[GIVEN INSTRUCTION] Pictures appear in the records below; write out everything else exactly.

──────

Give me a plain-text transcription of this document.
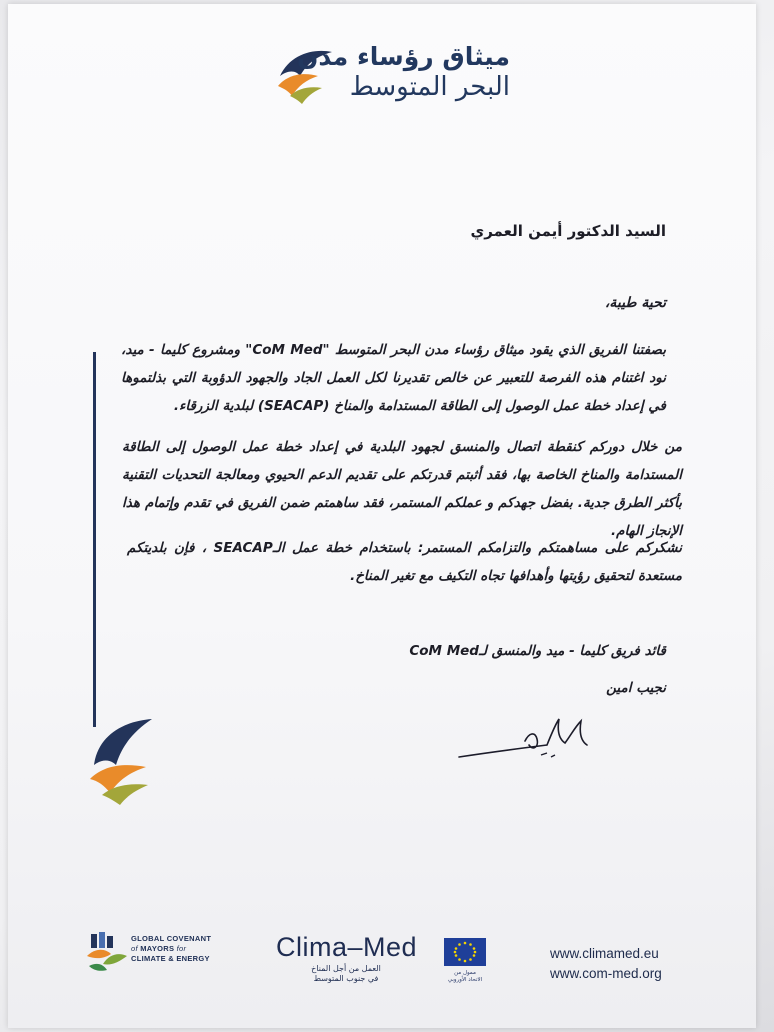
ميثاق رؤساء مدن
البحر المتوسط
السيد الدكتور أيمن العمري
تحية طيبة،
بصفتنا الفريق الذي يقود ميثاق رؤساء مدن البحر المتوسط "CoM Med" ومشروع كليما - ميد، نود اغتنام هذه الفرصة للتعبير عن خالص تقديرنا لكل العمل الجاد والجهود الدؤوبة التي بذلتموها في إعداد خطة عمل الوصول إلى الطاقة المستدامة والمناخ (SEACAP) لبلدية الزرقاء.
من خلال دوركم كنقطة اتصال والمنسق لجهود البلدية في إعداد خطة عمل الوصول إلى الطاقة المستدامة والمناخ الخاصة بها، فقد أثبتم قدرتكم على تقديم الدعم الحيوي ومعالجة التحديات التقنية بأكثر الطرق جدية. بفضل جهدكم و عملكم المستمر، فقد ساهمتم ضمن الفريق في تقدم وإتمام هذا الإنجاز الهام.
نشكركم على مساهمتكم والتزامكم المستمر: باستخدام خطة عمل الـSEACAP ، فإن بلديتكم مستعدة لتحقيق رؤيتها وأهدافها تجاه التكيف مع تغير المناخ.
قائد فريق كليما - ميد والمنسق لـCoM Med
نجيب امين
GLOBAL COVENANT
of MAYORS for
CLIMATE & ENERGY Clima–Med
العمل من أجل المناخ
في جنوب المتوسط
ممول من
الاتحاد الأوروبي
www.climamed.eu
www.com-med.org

──────

[SOLUTION]
Give me a plain-text transcription of this document.
ميثاق رؤساء مدن
البحر المتوسط
السيد الدكتور أيمن العمري
تحية طيبة،
بصفتنا الفريق الذي يقود ميثاق رؤساء مدن البحر المتوسط "CoM Med" ومشروع كليما - ميد، نود اغتنام هذه الفرصة للتعبير عن خالص تقديرنا لكل العمل الجاد والجهود الدؤوبة التي بذلتموها في إعداد خطة عمل الوصول إلى الطاقة المستدامة والمناخ (SEACAP) لبلدية الزرقاء.
من خلال دوركم كنقطة اتصال والمنسق لجهود البلدية في إعداد خطة عمل الوصول إلى الطاقة المستدامة والمناخ الخاصة بها، فقد أثبتم قدرتكم على تقديم الدعم الحيوي ومعالجة التحديات التقنية بأكثر الطرق جدية. بفضل جهدكم و عملكم المستمر، فقد ساهمتم ضمن الفريق في تقدم وإتمام هذا الإنجاز الهام.
نشكركم على مساهمتكم والتزامكم المستمر: باستخدام خطة عمل الـSEACAP ، فإن بلديتكم مستعدة لتحقيق رؤيتها وأهدافها تجاه التكيف مع تغير المناخ.
قائد فريق كليما - ميد والمنسق لـCoM Med
نجيب امين
GLOBAL COVENANT
of MAYORS for
CLIMATE & ENERGY Clima–Med
العمل من أجل المناخ
في جنوب المتوسط
ممول من
الاتحاد الأوروبي
www.climamed.eu
www.com-med.org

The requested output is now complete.